YOUR OBJECTIVE - Which lines hold the word "Editeur"? Copy each one.

MATERIAL SHOWN -

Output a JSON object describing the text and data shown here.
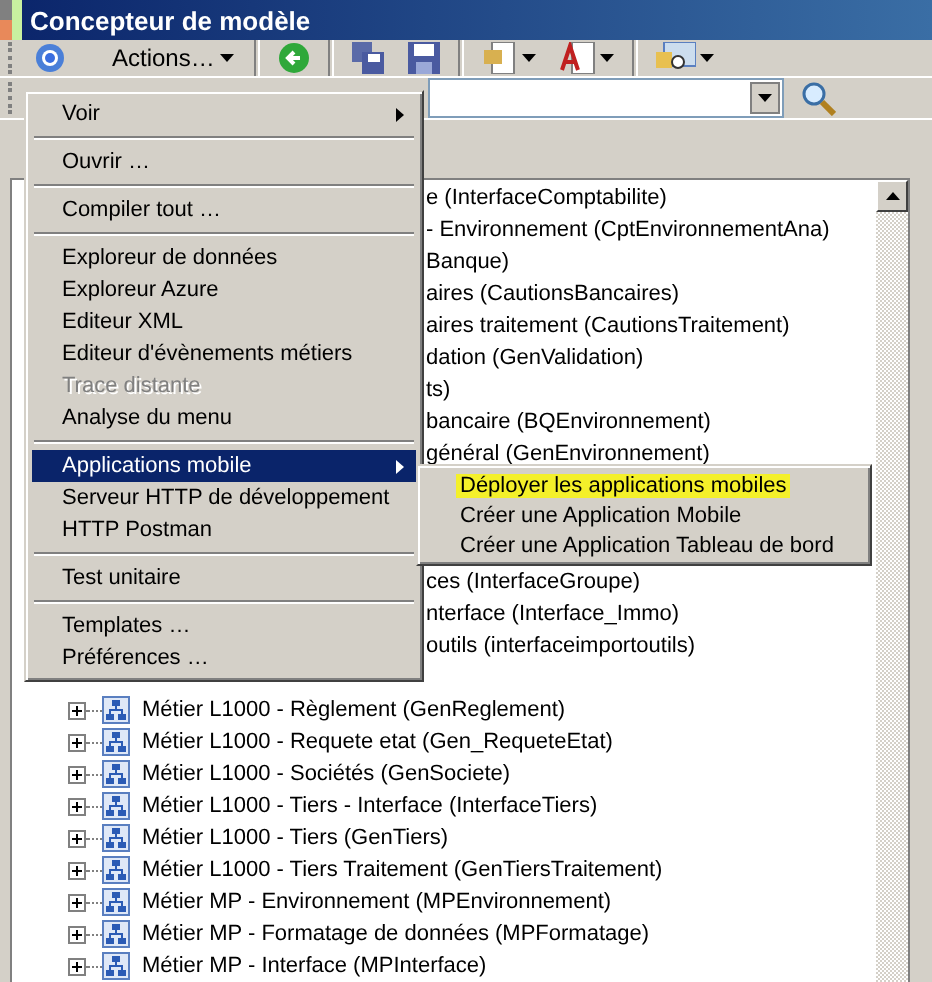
{
  "window": {
    "title": "Concepteur de modèle"
  },
  "toolbar": {
    "actions_label": "Actions…"
  },
  "tree": {
    "row_groups": [
      {
        "covered": true,
        "rows": [
          "e (InterfaceComptabilite)",
          "- Environnement (CptEnvironnementAna)",
          "Banque)",
          "aires (CautionsBancaires)",
          "aires traitement (CautionsTraitement)",
          "dation (GenValidation)",
          "ts)",
          "bancaire (BQEnvironnement)",
          "général (GenEnvironnement)"
        ]
      },
      {
        "covered": true,
        "rows": [
          "ces (InterfaceGroupe)",
          "nterface (Interface_Immo)",
          "outils (interfaceimportoutils)"
        ]
      },
      {
        "covered": false,
        "rows": [
          "Métier L1000 - Règlement (GenReglement)",
          "Métier L1000 - Requete etat (Gen_RequeteEtat)",
          "Métier L1000 - Sociétés (GenSociete)",
          "Métier L1000 - Tiers - Interface (InterfaceTiers)",
          "Métier L1000 - Tiers (GenTiers)",
          "Métier L1000 - Tiers Traitement (GenTiersTraitement)",
          "Métier MP - Environnement (MPEnvironnement)",
          "Métier MP - Formatage de données (MPFormatage)",
          "Métier MP - Interface (MPInterface)"
        ]
      }
    ]
  },
  "menu": {
    "items": [
      {
        "kind": "item",
        "label": "Voir",
        "submenu": true,
        "selected": false,
        "disabled": false
      },
      {
        "kind": "separator"
      },
      {
        "kind": "item",
        "label": "Ouvrir …",
        "submenu": false,
        "selected": false,
        "disabled": false
      },
      {
        "kind": "separator"
      },
      {
        "kind": "item",
        "label": "Compiler tout …",
        "submenu": false,
        "selected": false,
        "disabled": false
      },
      {
        "kind": "separator"
      },
      {
        "kind": "item",
        "label": "Exploreur de données",
        "submenu": false,
        "selected": false,
        "disabled": false
      },
      {
        "kind": "item",
        "label": "Exploreur Azure",
        "submenu": false,
        "selected": false,
        "disabled": false
      },
      {
        "kind": "item",
        "label": "Editeur XML",
        "submenu": false,
        "selected": false,
        "disabled": false
      },
      {
        "kind": "item",
        "label": "Editeur d'évènements métiers",
        "submenu": false,
        "selected": false,
        "disabled": false
      },
      {
        "kind": "item",
        "label": "Trace distante",
        "submenu": false,
        "selected": false,
        "disabled": true
      },
      {
        "kind": "item",
        "label": "Analyse du menu",
        "submenu": false,
        "selected": false,
        "disabled": false
      },
      {
        "kind": "separator"
      },
      {
        "kind": "item",
        "label": "Applications mobile",
        "submenu": true,
        "selected": true,
        "disabled": false
      },
      {
        "kind": "item",
        "label": "Serveur HTTP de développement",
        "submenu": false,
        "selected": false,
        "disabled": false
      },
      {
        "kind": "item",
        "label": "HTTP Postman",
        "submenu": false,
        "selected": false,
        "disabled": false
      },
      {
        "kind": "separator"
      },
      {
        "kind": "item",
        "label": "Test unitaire",
        "submenu": false,
        "selected": false,
        "disabled": false
      },
      {
        "kind": "separator"
      },
      {
        "kind": "item",
        "label": "Templates …",
        "submenu": false,
        "selected": false,
        "disabled": false
      },
      {
        "kind": "item",
        "label": "Préférences …",
        "submenu": false,
        "selected": false,
        "disabled": false
      }
    ]
  },
  "submenu": {
    "items": [
      {
        "label": "Déployer les applications mobiles",
        "highlighted": true
      },
      {
        "label": "Créer une Application Mobile",
        "highlighted": false
      },
      {
        "label": "Créer une Application Tableau de bord",
        "highlighted": false
      }
    ]
  }
}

TASK SOLUTION -
        "label": "Editeur XML",
        "label": "Editeur d'évènements métiers",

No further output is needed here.